Schreibe den Text über den Mennonitenfriedhof bei Schrobenhausen von „Das Anderssein der“ bis einschließlich „damaligen Zeit schwierig.“ neu und setze dabei „Unterrichtspflicht“ an die Stelle von „Schulpflicht“.

TEXTAUSZUG:
▶

Schrobenhausen
Spuren eines Friedhofs

01.01.2009 | Stand 03.12.2020, 4:22 Uhr

Schrobenhausen (SZ) Kurz nachdem die damalige bayerische Regierung die Verordnung erlassen hatte, wurde ihr Inhalt allen ansiedlungswilligen Personen bekannt gemacht. Das beschleunigte den Ansiedlungsprozess ungemein. Der einzige Haken bestand darin, dass sich die einwanderungswilligen Familien den Platz ihrer Ansiedlung nicht selbst aussuchen konnten. Sie wurden auf die zu kolonisierenden Flächen ihrer früheren Heimat verteilt.

Das Anderssein der Mitglieder dieser Glaubensrichtung führte damals zu Konflikten mit den großen Konfessionen. Zum Beispiel gab es Ärger mit staatlichen Stellen, vor allem hinsichtlich jener kirchlichen Belange, die durch staatliche Gesetze geregelt waren. Obendrein bereitete beiden Seiten die Schulpflicht Probleme. Die Mennoniten wollten ihre Kinder in ihrem Sinn erzogen wissen. Das machte die Sozialisation im staatlichen und kirchlichen Sinne der damaligen Zeit schwierig.

Die übliche Kleinkindtaufe kam für Mennoniten nicht in Frage, nur Erwachsene wurden getauft. Starb ein Kleinkind, wurde ihm aus diesem Grund das Begräbnis auf einem christlichen Friedhof verwehrt. Traditionell bestatteten die Mennoniten ferner ihre Toten gerne auf dem eigenen Hof. Deshalb existieren nur wenige mennonitische Friedhöfe. Dessen ungeachtet ist neben dem Forsthof bei Bergen im Wald auch heute noch eine dieser seltenen Grabstätten als Eckfläche einer Wegkreuzung zu finden.

◀

DATENTEIL:
▶

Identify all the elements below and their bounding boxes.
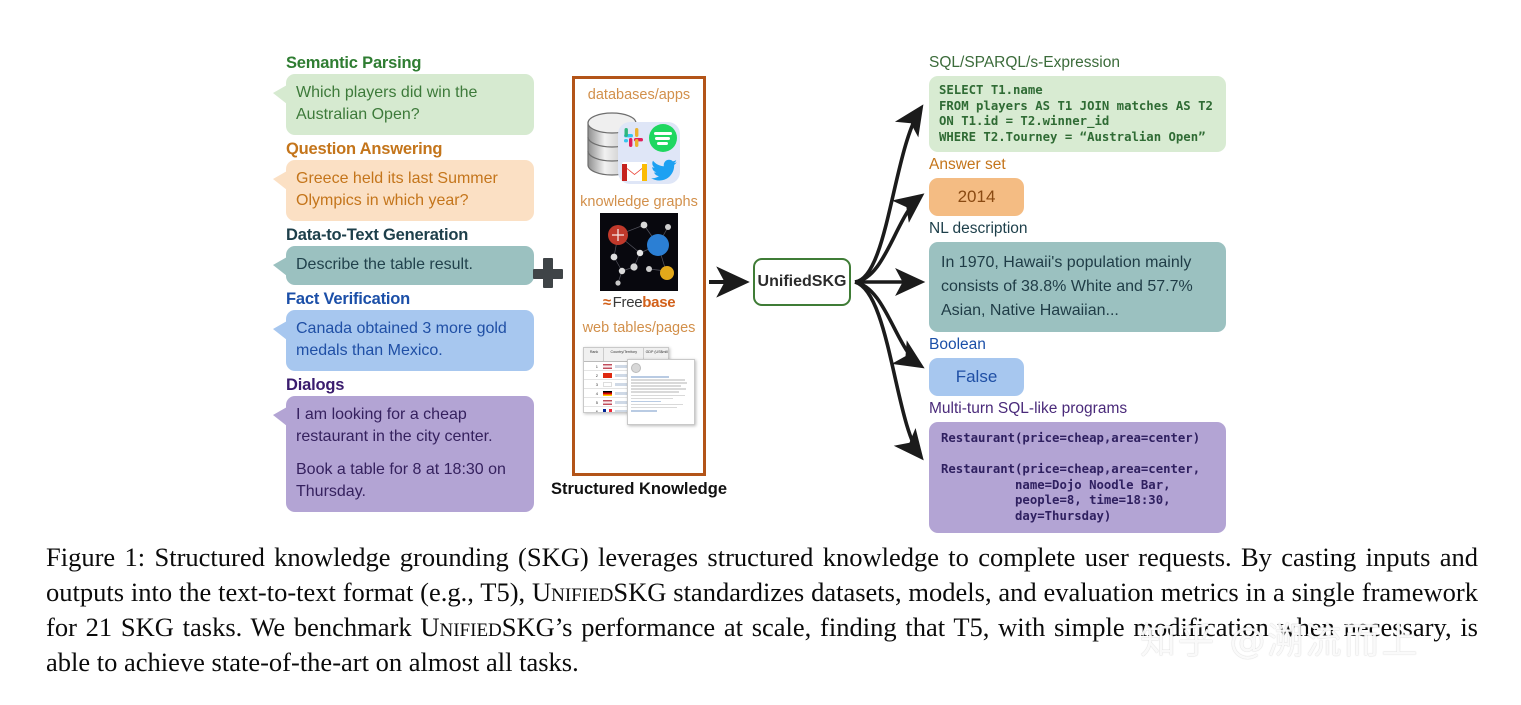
page-text-line: [631, 404, 683, 406]
task-group-question-answering: Question Answering Greece held its last …: [272, 138, 534, 221]
spotify-wave-2: [655, 137, 670, 140]
wiki-globe-icon: [631, 363, 641, 373]
bubble-tail-icon: [273, 407, 287, 426]
page-title-line: [631, 376, 669, 378]
task-bubble-line: I am looking for a cheap restaurant in t…: [296, 404, 524, 448]
web-table-rank: 3: [584, 382, 600, 387]
task-bubble: I am looking for a cheap restaurant in t…: [286, 396, 534, 512]
output-box-sql: SELECT T1.name FROM players AS T1 JOIN m…: [929, 76, 1226, 152]
sk-section-label-knowledge-graphs: knowledge graphs: [575, 193, 703, 211]
plus-icon: [533, 258, 563, 288]
task-title: Dialogs: [272, 374, 534, 396]
output-group-nl-description: NL description In 1970, Hawaii's populat…: [929, 218, 1239, 332]
task-group-semantic-parsing: Semantic Parsing Which players did win t…: [272, 52, 534, 135]
knowledge-graph-svg: [600, 213, 678, 291]
web-table-rank: 4: [584, 391, 600, 396]
arrow-to-answer-set-output: [855, 196, 921, 282]
output-group-multiturn: Multi-turn SQL-like programs Restaurant(…: [929, 398, 1239, 533]
web-table-and-page-icon: Rank Country/Territory GDP (US$million) …: [583, 341, 695, 425]
page-link-line: [631, 401, 661, 403]
flag-icon: [603, 382, 612, 387]
output-group-answer-set: Answer set 2014: [929, 154, 1239, 216]
apps-tile: [618, 122, 680, 184]
output-title: Boolean: [929, 334, 1239, 356]
output-title: SQL/SPARQL/s-Expression: [929, 52, 1239, 74]
structured-knowledge-panel: databases/apps: [572, 76, 706, 476]
page-text-line: [631, 382, 687, 384]
page-text-line: [631, 385, 681, 387]
arrow-to-sql-output: [855, 108, 921, 282]
outputs-column: SQL/SPARQL/s-Expression SELECT T1.name F…: [929, 52, 1239, 535]
task-title: Semantic Parsing: [272, 52, 534, 74]
sk-section-label-databases: databases/apps: [575, 86, 703, 104]
output-group-sql: SQL/SPARQL/s-Expression SELECT T1.name F…: [929, 52, 1239, 152]
page-text-line: [631, 391, 679, 393]
flag-icon: [603, 400, 612, 405]
page-text-line: [631, 398, 673, 400]
figure-container: Semantic Parsing Which players did win t…: [0, 0, 1521, 705]
figure-caption: Figure 1: Structured knowledge grounding…: [46, 540, 1478, 680]
web-table-rank: 2: [584, 373, 600, 378]
unifiedskg-node[interactable]: UnifiedSKG: [753, 258, 851, 306]
caption-smallcaps-2: Unified: [420, 612, 501, 642]
task-inputs-column: Semantic Parsing Which players did win t…: [272, 52, 534, 515]
arrow-to-multiturn-output: [855, 282, 921, 457]
task-group-data-to-text: Data-to-Text Generation Describe the tab…: [272, 224, 534, 285]
structured-knowledge-caption: Structured Knowledge: [530, 480, 748, 499]
output-title: NL description: [929, 218, 1239, 240]
freebase-logo: ≈Freebase: [575, 294, 703, 312]
slack-icon: [622, 125, 648, 151]
page-text-line: [631, 379, 685, 381]
output-box-multiturn: Restaurant(price=cheap,area=center) Rest…: [929, 422, 1226, 533]
freebase-mark-icon: ≈: [603, 294, 611, 311]
web-table-col-rank: Rank: [584, 348, 604, 361]
bubble-tail-icon: [273, 85, 287, 104]
caption-prefix: Figure 1:: [46, 542, 154, 572]
page-text-line: [631, 407, 677, 409]
flag-icon: [603, 373, 612, 378]
output-title: Answer set: [929, 154, 1239, 176]
task-bubble: Greece held its last Summer Olympics in …: [286, 160, 534, 221]
gmail-icon: [621, 160, 648, 182]
twitter-icon: [651, 159, 678, 181]
task-bubble: Describe the table result.: [286, 246, 534, 285]
task-bubble: Which players did win the Australian Ope…: [286, 74, 534, 135]
freebase-word-light: Free: [613, 294, 643, 311]
task-title: Question Answering: [272, 138, 534, 160]
bubble-tail-icon: [273, 257, 287, 276]
spotify-icon: [649, 124, 677, 152]
page-link-line: [631, 410, 657, 412]
bubble-tail-icon: [273, 171, 287, 190]
task-title: Data-to-Text Generation: [272, 224, 534, 246]
output-group-boolean: Boolean False: [929, 334, 1239, 396]
sk-section-label-web-tables: web tables/pages: [575, 319, 703, 337]
freebase-word-bold: base: [642, 294, 675, 311]
spotify-wave-3: [657, 142, 668, 145]
caption-smallcaps-1: Unified: [532, 577, 613, 607]
task-title: Fact Verification: [272, 288, 534, 310]
page-text-line: [631, 388, 686, 390]
web-table-rank: 6: [584, 409, 600, 414]
web-page-thumbnail: [627, 359, 695, 425]
output-box-boolean: False: [929, 358, 1024, 396]
task-group-dialogs: Dialogs I am looking for a cheap restaur…: [272, 374, 534, 512]
arrow-to-boolean-output: [855, 282, 921, 366]
output-box-nl-description: In 1970, Hawaii's population mainly cons…: [929, 242, 1226, 332]
output-title: Multi-turn SQL-like programs: [929, 398, 1239, 420]
flag-icon: [603, 409, 612, 414]
task-bubble-line: Greece held its last Summer Olympics in …: [296, 168, 524, 212]
bubble-tail-icon: [273, 321, 287, 340]
page-text-line: [631, 395, 685, 397]
plus-vertical-bar: [543, 258, 553, 288]
flag-icon: [603, 364, 612, 369]
task-bubble-line: Which players did win the Australian Ope…: [296, 82, 524, 126]
knowledge-graph-icon: [600, 213, 678, 291]
database-and-apps-icon: [584, 108, 694, 186]
task-bubble: Canada obtained 3 more gold medals than …: [286, 310, 534, 371]
web-table-rank: 5: [584, 400, 600, 405]
task-bubble-line: Describe the table result.: [296, 254, 524, 276]
flag-icon: [603, 391, 612, 396]
task-group-fact-verification: Fact Verification Canada obtained 3 more…: [272, 288, 534, 371]
spotify-wave-1: [654, 132, 672, 135]
task-bubble-line: Canada obtained 3 more gold medals than …: [296, 318, 524, 362]
web-table-rank: 1: [584, 364, 600, 369]
task-bubble-line: Book a table for 8 at 18:30 on Thursday.: [296, 459, 524, 503]
output-box-answer-set: 2014: [929, 178, 1024, 216]
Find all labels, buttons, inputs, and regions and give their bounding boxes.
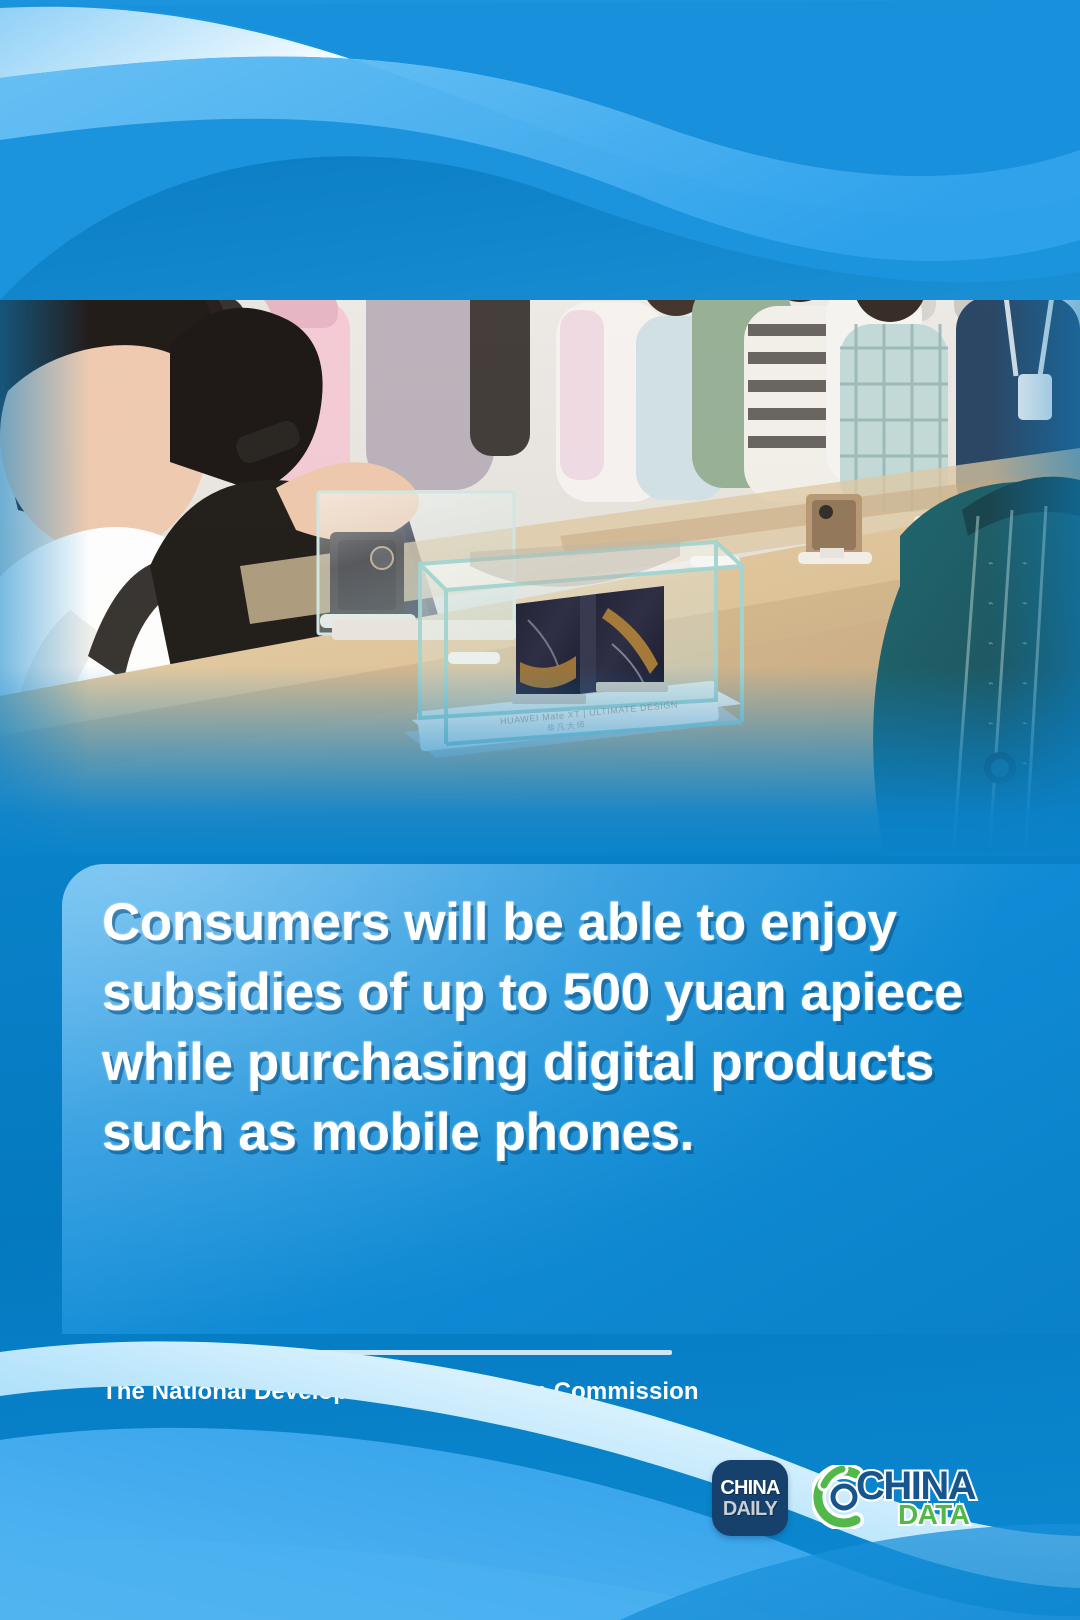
- headline-text: Consumers will be able to enjoy subsidie…: [102, 888, 962, 1168]
- source-divider: [102, 1350, 672, 1355]
- china-daily-line2: DAILY: [723, 1499, 777, 1519]
- headline-line-4: such as mobile phones.: [102, 1098, 962, 1168]
- headline-line-1: Consumers will be able to enjoy: [102, 888, 962, 958]
- china-daily-logo[interactable]: CHINA DAILY: [712, 1460, 788, 1536]
- poster-root: HUAWEI Mate XT | ULTIMATE DESIGN 非凡大师 ⌁⌁…: [0, 0, 1080, 1620]
- china-data-logo[interactable]: CHINA DATA: [812, 1461, 996, 1535]
- source-label: The National Development and Reform Comm…: [102, 1378, 699, 1406]
- quote-card: Consumers will be able to enjoy subsidie…: [62, 864, 1080, 1334]
- china-data-word2: DATA: [898, 1501, 969, 1529]
- headline-line-3: while purchasing digital products: [102, 1028, 962, 1098]
- china-daily-line1: CHINA: [720, 1478, 779, 1498]
- photo-top-fade: [0, 96, 1080, 216]
- logo-row: CHINA DAILY CHINA DATA: [712, 1448, 1012, 1548]
- hero-photo: HUAWEI Mate XT | ULTIMATE DESIGN 非凡大师 ⌁⌁…: [0, 96, 1080, 856]
- photo-bottom-fade: [0, 666, 1080, 856]
- headline-line-2: subsidies of up to 500 yuan apiece: [102, 958, 962, 1028]
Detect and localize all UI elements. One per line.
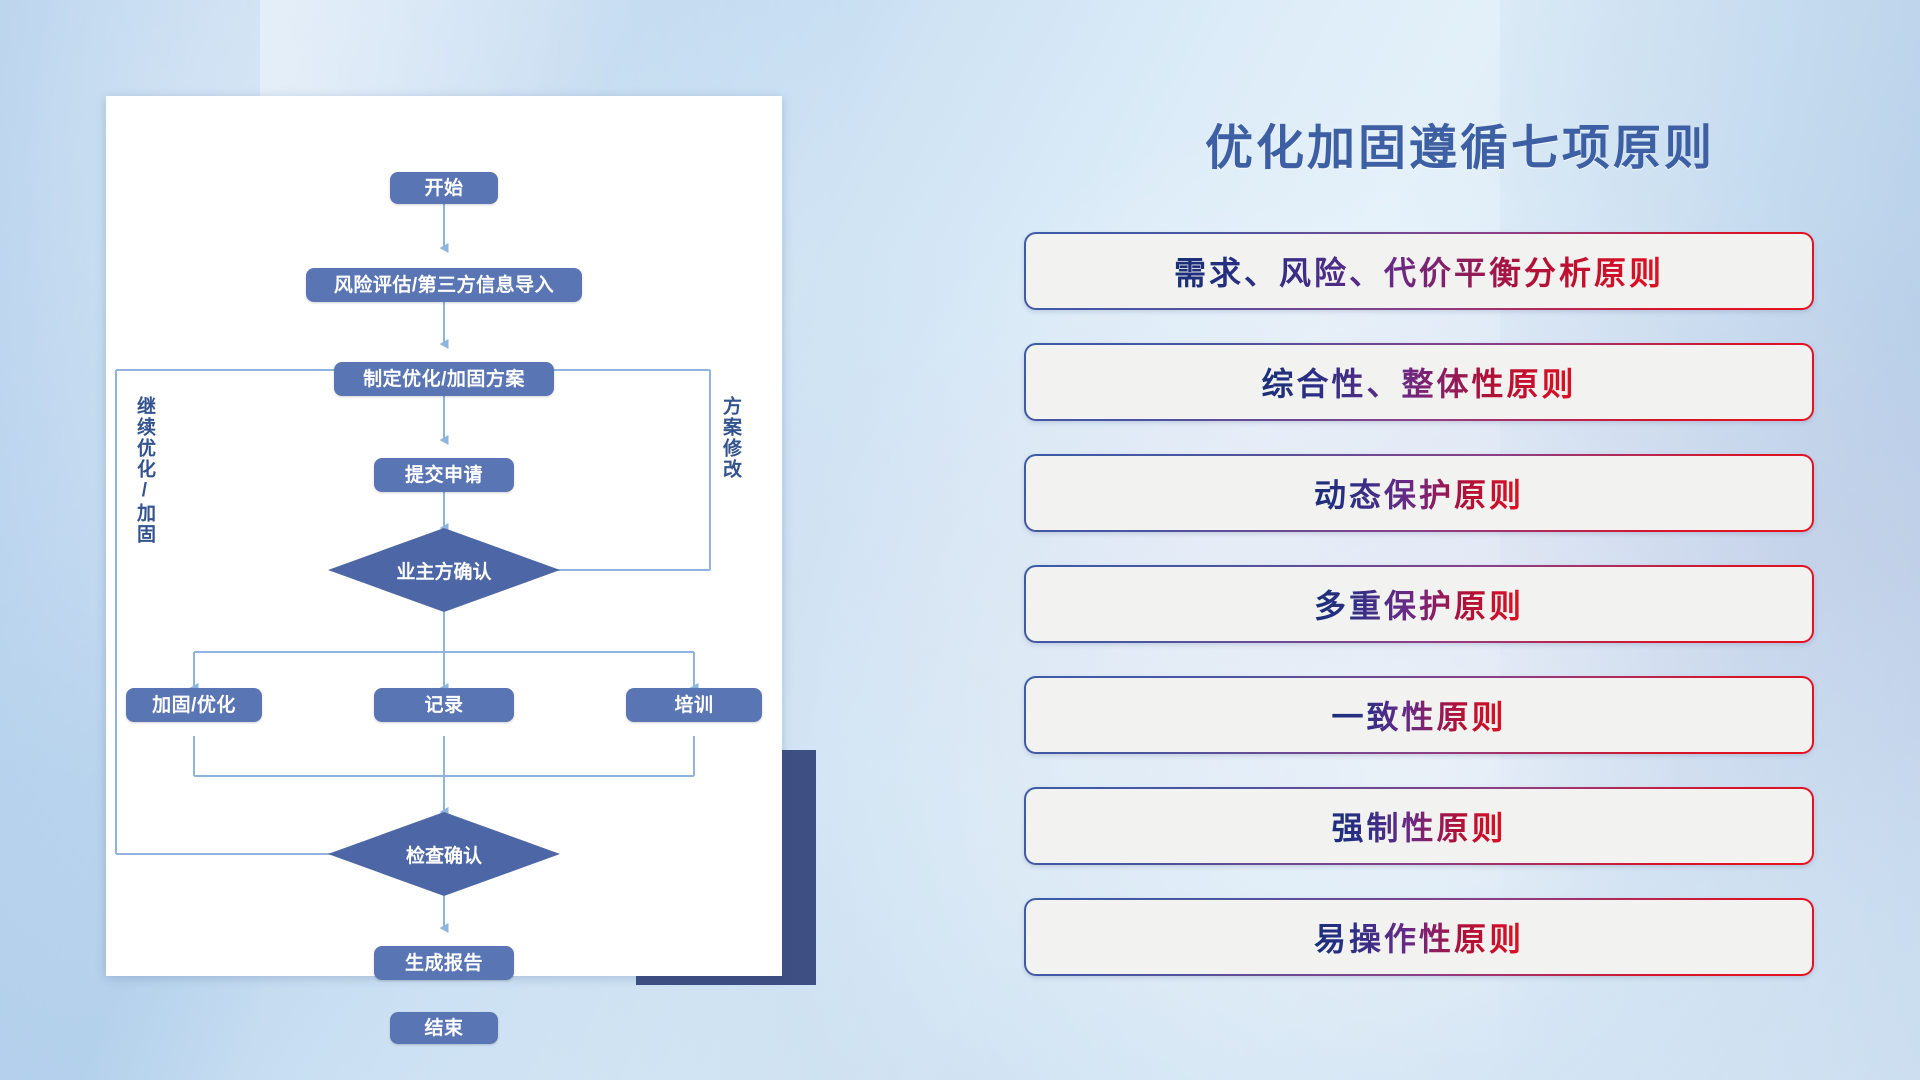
flow-edge-label-continue-optimize: 继续优化/加固 [134, 396, 154, 586]
principle-card[interactable]: 需求、风险、代价平衡分析原则 [1024, 232, 1814, 310]
flow-node-risk-assessment[interactable]: 风险评估/第三方信息导入 [306, 268, 582, 302]
flow-node-plan[interactable]: 制定优化/加固方案 [334, 362, 554, 396]
flow-node-training[interactable]: 培训 [626, 688, 762, 722]
flow-node-reinforce-label: 加固/优化 [152, 696, 236, 715]
flow-decision-owner-confirm-label: 业主方确认 [396, 557, 491, 584]
flow-node-report-label: 生成报告 [405, 954, 483, 973]
principle-card-label: 需求、风险、代价平衡分析原则 [1174, 248, 1664, 294]
principle-card[interactable]: 多重保护原则 [1024, 565, 1814, 643]
principle-card-inner: 动态保护原则 [1026, 456, 1812, 530]
principle-card-inner: 易操作性原则 [1026, 900, 1812, 974]
flow-node-record-label: 记录 [424, 696, 463, 715]
principles-card-list: 需求、风险、代价平衡分析原则 综合性、整体性原则 动态保护原则 多重保护原则 一… [1024, 232, 1814, 1009]
flow-node-risk-assessment-label: 风险评估/第三方信息导入 [334, 276, 554, 295]
flow-edge-label-plan-revision: 方案修改 [720, 396, 740, 526]
flow-node-end-label: 结束 [424, 1019, 463, 1038]
flow-node-report[interactable]: 生成报告 [374, 946, 514, 980]
flow-decision-inspection-label: 检查确认 [406, 841, 482, 868]
flow-node-plan-label: 制定优化/加固方案 [363, 370, 525, 389]
flow-node-end[interactable]: 结束 [390, 1012, 498, 1044]
principle-card-inner: 多重保护原则 [1026, 567, 1812, 641]
flowchart-canvas: 开始 风险评估/第三方信息导入 制定优化/加固方案 提交申请 业主方确认 加固/… [106, 96, 782, 976]
principle-card-inner: 需求、风险、代价平衡分析原则 [1026, 234, 1812, 308]
principle-card-label: 易操作性原则 [1314, 914, 1524, 960]
principle-card[interactable]: 易操作性原则 [1024, 898, 1814, 976]
principle-card-inner: 一致性原则 [1026, 678, 1812, 752]
flow-node-submit[interactable]: 提交申请 [374, 458, 514, 492]
principle-card[interactable]: 一致性原则 [1024, 676, 1814, 754]
flow-node-start-label: 开始 [424, 179, 463, 198]
principles-panel: 优化加固遵循七项原则 需求、风险、代价平衡分析原则 综合性、整体性原则 动态保护… [1000, 0, 1920, 1080]
principles-title: 优化加固遵循七项原则 [1000, 108, 1920, 178]
principle-card-label: 综合性、整体性原则 [1261, 359, 1576, 405]
flow-node-training-label: 培训 [674, 696, 713, 715]
principle-card-label: 动态保护原则 [1314, 470, 1524, 516]
principle-card-label: 强制性原则 [1331, 803, 1506, 849]
principle-card-inner: 综合性、整体性原则 [1026, 345, 1812, 419]
flow-node-reinforce[interactable]: 加固/优化 [126, 688, 262, 722]
flowchart-panel: 开始 风险评估/第三方信息导入 制定优化/加固方案 提交申请 业主方确认 加固/… [0, 0, 880, 1080]
principle-card-label: 多重保护原则 [1314, 581, 1524, 627]
principle-card-label: 一致性原则 [1331, 692, 1506, 738]
flow-node-start[interactable]: 开始 [390, 172, 498, 204]
principle-card-inner: 强制性原则 [1026, 789, 1812, 863]
flow-node-submit-label: 提交申请 [405, 466, 483, 485]
flow-node-record[interactable]: 记录 [374, 688, 514, 722]
flowchart-card: 开始 风险评估/第三方信息导入 制定优化/加固方案 提交申请 业主方确认 加固/… [106, 96, 782, 976]
principle-card[interactable]: 动态保护原则 [1024, 454, 1814, 532]
principle-card[interactable]: 强制性原则 [1024, 787, 1814, 865]
principle-card[interactable]: 综合性、整体性原则 [1024, 343, 1814, 421]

◀

ERGEBNIS DER ÜBUNG:
Das Anderssein der Mitglieder dieser Glaubensrichtung führte damals zu Konflikten mit den großen Konfessionen. Zum Beispiel gab es Ärger mit staatlichen Stellen, vor allem hinsichtlich jener kirchlichen Belange, die durch staatliche Gesetze geregelt waren. Obendrein bereitete beiden Seiten die Unterrichtspflicht Probleme. Die Mennoniten wollten ihre Kinder in ihrem Sinn erzogen wissen. Das machte die Sozialisation im staatlichen und kirchlichen Sinne der damaligen Zeit schwierig.